Report how many lines below contain the word "налоговых". Give only the number.

>> Start Supplied material

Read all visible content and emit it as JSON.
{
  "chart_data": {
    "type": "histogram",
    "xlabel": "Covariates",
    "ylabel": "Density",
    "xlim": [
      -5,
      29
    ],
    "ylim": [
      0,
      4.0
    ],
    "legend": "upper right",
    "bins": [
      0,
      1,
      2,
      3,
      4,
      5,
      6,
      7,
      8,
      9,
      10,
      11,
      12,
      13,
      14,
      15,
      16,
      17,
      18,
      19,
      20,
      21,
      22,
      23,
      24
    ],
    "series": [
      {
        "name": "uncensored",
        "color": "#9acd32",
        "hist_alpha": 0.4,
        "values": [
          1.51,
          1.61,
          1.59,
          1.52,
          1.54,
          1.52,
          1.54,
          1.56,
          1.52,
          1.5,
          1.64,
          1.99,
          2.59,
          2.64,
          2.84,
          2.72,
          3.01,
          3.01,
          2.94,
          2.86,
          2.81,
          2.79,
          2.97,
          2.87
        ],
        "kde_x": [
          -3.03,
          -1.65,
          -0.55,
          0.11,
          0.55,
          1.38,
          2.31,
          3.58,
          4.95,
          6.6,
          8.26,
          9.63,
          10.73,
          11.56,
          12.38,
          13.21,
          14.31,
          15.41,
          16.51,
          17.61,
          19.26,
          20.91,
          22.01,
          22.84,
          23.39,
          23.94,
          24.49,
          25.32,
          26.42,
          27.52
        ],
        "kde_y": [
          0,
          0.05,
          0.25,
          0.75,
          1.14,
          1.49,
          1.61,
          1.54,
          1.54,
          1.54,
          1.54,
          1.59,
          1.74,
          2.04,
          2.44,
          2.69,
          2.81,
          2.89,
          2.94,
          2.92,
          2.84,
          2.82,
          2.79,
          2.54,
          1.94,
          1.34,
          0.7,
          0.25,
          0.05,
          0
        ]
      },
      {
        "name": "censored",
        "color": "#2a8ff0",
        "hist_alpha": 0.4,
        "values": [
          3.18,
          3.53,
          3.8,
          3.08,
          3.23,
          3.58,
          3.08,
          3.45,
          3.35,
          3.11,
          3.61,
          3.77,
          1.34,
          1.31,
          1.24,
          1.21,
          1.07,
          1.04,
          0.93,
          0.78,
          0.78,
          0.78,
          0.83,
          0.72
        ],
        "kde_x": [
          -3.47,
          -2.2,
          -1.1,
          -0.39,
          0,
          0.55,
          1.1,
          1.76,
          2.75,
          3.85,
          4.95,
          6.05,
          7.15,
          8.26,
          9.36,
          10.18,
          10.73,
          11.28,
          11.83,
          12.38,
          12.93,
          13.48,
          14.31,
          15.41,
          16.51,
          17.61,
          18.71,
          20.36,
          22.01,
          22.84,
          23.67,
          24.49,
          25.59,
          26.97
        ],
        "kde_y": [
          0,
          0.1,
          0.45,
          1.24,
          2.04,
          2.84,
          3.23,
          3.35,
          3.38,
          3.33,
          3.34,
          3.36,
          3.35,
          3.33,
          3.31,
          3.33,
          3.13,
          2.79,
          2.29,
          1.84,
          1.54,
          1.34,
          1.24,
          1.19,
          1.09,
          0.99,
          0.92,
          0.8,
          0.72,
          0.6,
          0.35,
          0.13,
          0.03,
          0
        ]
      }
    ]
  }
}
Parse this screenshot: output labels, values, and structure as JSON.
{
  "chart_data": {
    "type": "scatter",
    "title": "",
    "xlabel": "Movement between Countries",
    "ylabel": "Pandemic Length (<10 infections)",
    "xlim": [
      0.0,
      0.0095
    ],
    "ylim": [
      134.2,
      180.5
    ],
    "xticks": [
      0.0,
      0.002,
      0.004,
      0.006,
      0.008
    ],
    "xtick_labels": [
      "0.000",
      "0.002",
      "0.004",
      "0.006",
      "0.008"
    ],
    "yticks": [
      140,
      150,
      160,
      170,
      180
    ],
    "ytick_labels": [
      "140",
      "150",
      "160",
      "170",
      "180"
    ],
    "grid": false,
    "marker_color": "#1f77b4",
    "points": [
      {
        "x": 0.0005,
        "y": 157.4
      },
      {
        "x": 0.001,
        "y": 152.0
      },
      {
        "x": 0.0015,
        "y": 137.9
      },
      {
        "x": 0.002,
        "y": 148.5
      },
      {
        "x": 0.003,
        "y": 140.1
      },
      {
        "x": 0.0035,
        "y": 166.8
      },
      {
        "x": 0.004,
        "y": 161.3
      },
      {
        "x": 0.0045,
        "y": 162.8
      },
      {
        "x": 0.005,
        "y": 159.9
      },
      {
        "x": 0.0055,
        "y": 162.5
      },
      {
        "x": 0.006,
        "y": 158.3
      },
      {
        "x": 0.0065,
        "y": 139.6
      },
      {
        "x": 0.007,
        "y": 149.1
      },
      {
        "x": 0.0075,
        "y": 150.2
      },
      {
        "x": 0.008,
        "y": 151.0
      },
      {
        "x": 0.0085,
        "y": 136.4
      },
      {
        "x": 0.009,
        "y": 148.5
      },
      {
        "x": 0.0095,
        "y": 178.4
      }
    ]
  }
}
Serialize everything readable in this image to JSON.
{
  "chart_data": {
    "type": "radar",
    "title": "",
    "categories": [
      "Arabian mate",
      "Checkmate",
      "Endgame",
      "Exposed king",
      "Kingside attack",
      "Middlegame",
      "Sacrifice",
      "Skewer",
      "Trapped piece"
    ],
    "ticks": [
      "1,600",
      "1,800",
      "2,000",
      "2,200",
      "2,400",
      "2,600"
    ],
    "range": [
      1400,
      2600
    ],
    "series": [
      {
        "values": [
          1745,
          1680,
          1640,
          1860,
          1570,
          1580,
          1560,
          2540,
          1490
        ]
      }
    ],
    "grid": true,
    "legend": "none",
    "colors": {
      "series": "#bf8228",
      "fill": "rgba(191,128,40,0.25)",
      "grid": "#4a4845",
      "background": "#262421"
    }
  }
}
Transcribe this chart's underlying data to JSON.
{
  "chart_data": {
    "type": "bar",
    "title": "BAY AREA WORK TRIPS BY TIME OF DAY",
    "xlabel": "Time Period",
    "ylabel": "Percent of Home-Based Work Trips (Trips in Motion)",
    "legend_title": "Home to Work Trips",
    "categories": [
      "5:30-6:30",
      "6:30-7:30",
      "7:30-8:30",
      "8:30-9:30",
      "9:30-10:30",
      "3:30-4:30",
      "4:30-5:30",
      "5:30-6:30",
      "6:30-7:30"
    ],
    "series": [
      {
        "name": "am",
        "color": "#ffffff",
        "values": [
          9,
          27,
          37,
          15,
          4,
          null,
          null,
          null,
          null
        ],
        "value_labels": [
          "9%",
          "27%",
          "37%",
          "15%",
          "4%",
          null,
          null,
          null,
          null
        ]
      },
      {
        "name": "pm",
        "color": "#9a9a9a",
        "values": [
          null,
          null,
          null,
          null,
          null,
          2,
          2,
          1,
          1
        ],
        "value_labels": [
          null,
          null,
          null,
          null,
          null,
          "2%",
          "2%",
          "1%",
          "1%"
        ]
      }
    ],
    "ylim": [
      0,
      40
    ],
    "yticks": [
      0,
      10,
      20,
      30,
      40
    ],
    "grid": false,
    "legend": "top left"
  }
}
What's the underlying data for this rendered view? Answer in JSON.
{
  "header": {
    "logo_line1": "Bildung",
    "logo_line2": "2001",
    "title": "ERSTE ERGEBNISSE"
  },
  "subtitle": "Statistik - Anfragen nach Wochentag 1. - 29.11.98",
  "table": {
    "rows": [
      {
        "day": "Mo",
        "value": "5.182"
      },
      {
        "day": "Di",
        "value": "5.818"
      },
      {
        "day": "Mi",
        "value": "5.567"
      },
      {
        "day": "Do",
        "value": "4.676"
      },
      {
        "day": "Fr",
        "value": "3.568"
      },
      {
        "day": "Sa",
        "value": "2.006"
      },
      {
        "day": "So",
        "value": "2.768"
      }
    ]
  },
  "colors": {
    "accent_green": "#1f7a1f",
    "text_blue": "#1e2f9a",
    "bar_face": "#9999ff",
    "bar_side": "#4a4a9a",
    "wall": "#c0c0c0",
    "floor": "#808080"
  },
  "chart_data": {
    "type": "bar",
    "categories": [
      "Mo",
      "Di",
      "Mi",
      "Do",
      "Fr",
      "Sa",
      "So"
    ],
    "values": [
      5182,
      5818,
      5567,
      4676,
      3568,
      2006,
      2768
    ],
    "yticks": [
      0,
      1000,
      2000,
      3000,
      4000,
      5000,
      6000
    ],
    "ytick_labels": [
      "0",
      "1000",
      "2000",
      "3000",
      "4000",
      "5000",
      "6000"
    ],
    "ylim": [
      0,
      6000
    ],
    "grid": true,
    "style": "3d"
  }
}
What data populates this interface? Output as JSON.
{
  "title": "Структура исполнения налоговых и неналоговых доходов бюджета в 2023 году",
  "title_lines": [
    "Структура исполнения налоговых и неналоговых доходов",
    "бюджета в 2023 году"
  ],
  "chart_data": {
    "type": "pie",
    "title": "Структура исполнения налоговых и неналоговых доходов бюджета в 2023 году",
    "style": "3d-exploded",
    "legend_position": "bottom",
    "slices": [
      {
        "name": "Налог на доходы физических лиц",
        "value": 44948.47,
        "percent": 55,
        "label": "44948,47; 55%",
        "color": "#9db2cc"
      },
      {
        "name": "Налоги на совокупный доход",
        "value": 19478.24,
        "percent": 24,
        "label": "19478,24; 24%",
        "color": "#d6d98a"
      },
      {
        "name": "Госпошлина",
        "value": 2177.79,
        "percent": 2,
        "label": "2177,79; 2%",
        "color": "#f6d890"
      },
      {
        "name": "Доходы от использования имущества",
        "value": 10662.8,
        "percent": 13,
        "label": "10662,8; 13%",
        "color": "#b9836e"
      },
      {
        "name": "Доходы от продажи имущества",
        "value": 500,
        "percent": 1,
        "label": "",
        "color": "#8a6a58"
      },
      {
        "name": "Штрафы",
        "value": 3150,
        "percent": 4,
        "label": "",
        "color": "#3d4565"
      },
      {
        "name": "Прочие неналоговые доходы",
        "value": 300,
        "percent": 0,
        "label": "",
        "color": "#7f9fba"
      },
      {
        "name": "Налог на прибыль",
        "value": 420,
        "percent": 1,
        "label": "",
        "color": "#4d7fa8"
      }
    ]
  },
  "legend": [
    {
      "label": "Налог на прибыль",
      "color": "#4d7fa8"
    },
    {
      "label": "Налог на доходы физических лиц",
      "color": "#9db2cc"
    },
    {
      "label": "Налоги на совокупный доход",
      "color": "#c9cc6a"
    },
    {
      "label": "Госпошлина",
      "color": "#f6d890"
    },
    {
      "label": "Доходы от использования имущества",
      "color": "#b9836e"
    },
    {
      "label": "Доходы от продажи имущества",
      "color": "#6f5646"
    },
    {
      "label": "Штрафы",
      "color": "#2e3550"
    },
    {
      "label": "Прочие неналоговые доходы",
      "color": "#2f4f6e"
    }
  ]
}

>> End Supplied material

Correct result: 3